What you are asked to do: All of the lines below are to be transcribed faithfully, with pictures excluded from the copy.

Task data:
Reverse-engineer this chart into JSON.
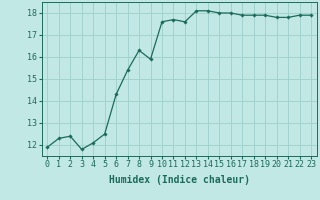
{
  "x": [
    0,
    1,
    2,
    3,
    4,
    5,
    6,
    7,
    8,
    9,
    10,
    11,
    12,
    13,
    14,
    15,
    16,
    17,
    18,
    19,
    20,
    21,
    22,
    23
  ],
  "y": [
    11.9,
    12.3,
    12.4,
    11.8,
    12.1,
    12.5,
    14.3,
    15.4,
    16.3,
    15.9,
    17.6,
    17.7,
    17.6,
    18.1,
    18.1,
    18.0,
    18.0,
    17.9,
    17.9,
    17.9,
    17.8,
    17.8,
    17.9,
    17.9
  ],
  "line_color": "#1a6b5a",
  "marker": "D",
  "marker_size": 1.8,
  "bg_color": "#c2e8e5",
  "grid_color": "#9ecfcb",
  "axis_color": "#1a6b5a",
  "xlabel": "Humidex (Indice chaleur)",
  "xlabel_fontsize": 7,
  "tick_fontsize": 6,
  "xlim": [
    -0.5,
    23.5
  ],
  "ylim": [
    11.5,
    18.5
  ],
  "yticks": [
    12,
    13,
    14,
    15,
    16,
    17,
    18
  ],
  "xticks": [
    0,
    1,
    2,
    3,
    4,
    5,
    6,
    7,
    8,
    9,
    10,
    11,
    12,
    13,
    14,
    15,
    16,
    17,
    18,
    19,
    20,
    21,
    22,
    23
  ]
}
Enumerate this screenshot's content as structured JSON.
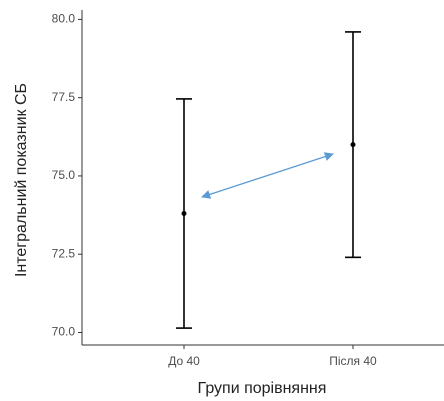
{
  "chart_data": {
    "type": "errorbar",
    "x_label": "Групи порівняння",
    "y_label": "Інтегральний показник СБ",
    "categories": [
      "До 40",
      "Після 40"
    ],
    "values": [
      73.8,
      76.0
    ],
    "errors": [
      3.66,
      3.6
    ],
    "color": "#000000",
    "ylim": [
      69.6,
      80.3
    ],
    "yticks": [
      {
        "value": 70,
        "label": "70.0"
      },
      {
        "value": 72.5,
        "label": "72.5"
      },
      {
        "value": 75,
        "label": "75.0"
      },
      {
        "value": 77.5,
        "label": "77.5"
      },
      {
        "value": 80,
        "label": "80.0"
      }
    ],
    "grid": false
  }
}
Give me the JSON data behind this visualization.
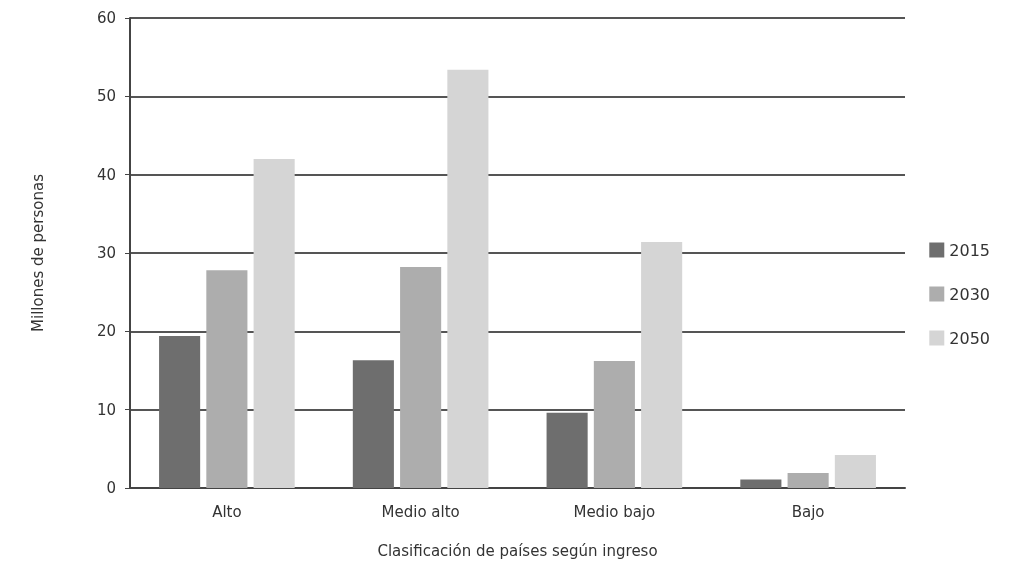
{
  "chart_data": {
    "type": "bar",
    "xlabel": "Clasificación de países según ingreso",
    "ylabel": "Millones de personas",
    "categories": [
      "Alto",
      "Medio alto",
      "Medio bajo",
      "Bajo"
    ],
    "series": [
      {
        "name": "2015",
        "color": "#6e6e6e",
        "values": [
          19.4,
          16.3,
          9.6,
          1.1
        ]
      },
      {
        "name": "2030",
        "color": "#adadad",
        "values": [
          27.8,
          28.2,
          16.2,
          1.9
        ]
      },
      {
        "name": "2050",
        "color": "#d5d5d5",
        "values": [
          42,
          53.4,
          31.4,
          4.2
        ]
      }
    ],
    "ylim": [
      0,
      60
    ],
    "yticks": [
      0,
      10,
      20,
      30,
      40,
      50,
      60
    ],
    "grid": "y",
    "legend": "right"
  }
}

The reply:
Reverse-engineer this chart into JSON.
{
  "x": [
    0,
    1,
    2,
    3,
    4,
    5,
    6,
    7,
    8,
    9,
    10,
    11,
    12,
    13,
    14,
    15,
    16,
    17,
    18,
    19,
    20,
    21,
    22,
    23
  ],
  "y": [
    11.9,
    12.3,
    12.4,
    11.8,
    12.1,
    12.5,
    14.3,
    15.4,
    16.3,
    15.9,
    17.6,
    17.7,
    17.6,
    18.1,
    18.1,
    18.0,
    18.0,
    17.9,
    17.9,
    17.9,
    17.8,
    17.8,
    17.9,
    17.9
  ],
  "line_color": "#1a6b5a",
  "marker": "D",
  "marker_size": 1.8,
  "bg_color": "#c2e8e5",
  "grid_color": "#9ecfcb",
  "axis_color": "#1a6b5a",
  "xlabel": "Humidex (Indice chaleur)",
  "xlabel_fontsize": 7,
  "tick_fontsize": 6,
  "xlim": [
    -0.5,
    23.5
  ],
  "ylim": [
    11.5,
    18.5
  ],
  "yticks": [
    12,
    13,
    14,
    15,
    16,
    17,
    18
  ],
  "xticks": [
    0,
    1,
    2,
    3,
    4,
    5,
    6,
    7,
    8,
    9,
    10,
    11,
    12,
    13,
    14,
    15,
    16,
    17,
    18,
    19,
    20,
    21,
    22,
    23
  ]
}
Enumerate this screenshot's content as structured JSON.
{
  "chart_data": {
    "type": "errorbar",
    "x_label": "Групи порівняння",
    "y_label": "Інтегральний показник СБ",
    "categories": [
      "До 40",
      "Після 40"
    ],
    "values": [
      73.8,
      76.0
    ],
    "errors": [
      3.66,
      3.6
    ],
    "color": "#000000",
    "ylim": [
      69.6,
      80.3
    ],
    "yticks": [
      {
        "value": 70,
        "label": "70.0"
      },
      {
        "value": 72.5,
        "label": "72.5"
      },
      {
        "value": 75,
        "label": "75.0"
      },
      {
        "value": 77.5,
        "label": "77.5"
      },
      {
        "value": 80,
        "label": "80.0"
      }
    ],
    "grid": false
  }
}
Give me the JSON data behind this visualization.
{
  "chart_data": {
    "type": "bar",
    "xlabel": "Clasificación de países según ingreso",
    "ylabel": "Millones de personas",
    "categories": [
      "Alto",
      "Medio alto",
      "Medio bajo",
      "Bajo"
    ],
    "series": [
      {
        "name": "2015",
        "color": "#6e6e6e",
        "values": [
          19.4,
          16.3,
          9.6,
          1.1
        ]
      },
      {
        "name": "2030",
        "color": "#adadad",
        "values": [
          27.8,
          28.2,
          16.2,
          1.9
        ]
      },
      {
        "name": "2050",
        "color": "#d5d5d5",
        "values": [
          42,
          53.4,
          31.4,
          4.2
        ]
      }
    ],
    "ylim": [
      0,
      60
    ],
    "yticks": [
      0,
      10,
      20,
      30,
      40,
      50,
      60
    ],
    "grid": "y",
    "legend": "right"
  }
}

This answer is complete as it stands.